TASK DETAILS
Reproduce the full listing that appears beneath this instruction exactly.

------------------------------------

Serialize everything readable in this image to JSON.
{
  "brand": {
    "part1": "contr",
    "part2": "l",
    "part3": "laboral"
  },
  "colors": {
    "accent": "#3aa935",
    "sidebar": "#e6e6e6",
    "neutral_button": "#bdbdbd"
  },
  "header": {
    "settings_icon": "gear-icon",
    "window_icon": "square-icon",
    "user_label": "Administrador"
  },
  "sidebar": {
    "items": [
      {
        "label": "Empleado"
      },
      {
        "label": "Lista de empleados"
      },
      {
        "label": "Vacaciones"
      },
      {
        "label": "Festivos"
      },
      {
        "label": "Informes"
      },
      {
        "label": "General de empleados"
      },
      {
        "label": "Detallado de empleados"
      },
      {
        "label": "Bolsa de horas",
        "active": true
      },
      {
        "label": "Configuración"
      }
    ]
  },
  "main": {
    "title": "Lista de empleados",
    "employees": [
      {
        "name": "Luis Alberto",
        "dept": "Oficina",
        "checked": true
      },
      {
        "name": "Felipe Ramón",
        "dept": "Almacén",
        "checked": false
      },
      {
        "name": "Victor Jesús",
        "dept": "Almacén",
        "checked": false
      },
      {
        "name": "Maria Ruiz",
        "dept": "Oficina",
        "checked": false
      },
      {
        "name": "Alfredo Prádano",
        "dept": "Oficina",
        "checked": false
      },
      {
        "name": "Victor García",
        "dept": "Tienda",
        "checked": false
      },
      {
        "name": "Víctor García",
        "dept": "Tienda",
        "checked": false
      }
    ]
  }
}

------------------------------------

RESPONSE TO THIS TASK
Serialize everything readable in this image to JSON.
{
  "brand": {
    "part1": "contr",
    "part2": "l",
    "part3": "laboral"
  },
  "colors": {
    "accent": "#3aa935",
    "sidebar": "#e6e6e6",
    "neutral_button": "#bdbdbd"
  },
  "header": {
    "settings_icon": "gear-icon",
    "window_icon": "square-icon",
    "user_label": "Administrador"
  },
  "sidebar": {
    "items": [
      {
        "label": "Empleado"
      },
      {
        "label": "Lista de empleados"
      },
      {
        "label": "Vacaciones"
      },
      {
        "label": "Festivos"
      },
      {
        "label": "Informes"
      },
      {
        "label": "General de empleados"
      },
      {
        "label": "Detallado de empleados"
      },
      {
        "label": "Bolsa de horas",
        "active": true
      },
      {
        "label": "Configuración"
      }
    ]
  },
  "main": {
    "title": "Lista de empleados",
    "employees": [
      {
        "name": "Luis Alberto",
        "dept": "Oficina",
        "checked": true
      },
      {
        "name": "Felipe Ramón",
        "dept": "Almacén",
        "checked": false
      },
      {
        "name": "Victor Jesús",
        "dept": "Almacén",
        "checked": false
      },
      {
        "name": "Maria Ruiz",
        "dept": "Oficina",
        "checked": false
      },
      {
        "name": "Alfredo Prádano",
        "dept": "Oficina",
        "checked": false
      },
      {
        "name": "Victor García",
        "dept": "Tienda",
        "checked": false
      },
      {
        "name": "Víctor García",
        "dept": "Tienda",
        "checked": false
      }
    ]
  }
}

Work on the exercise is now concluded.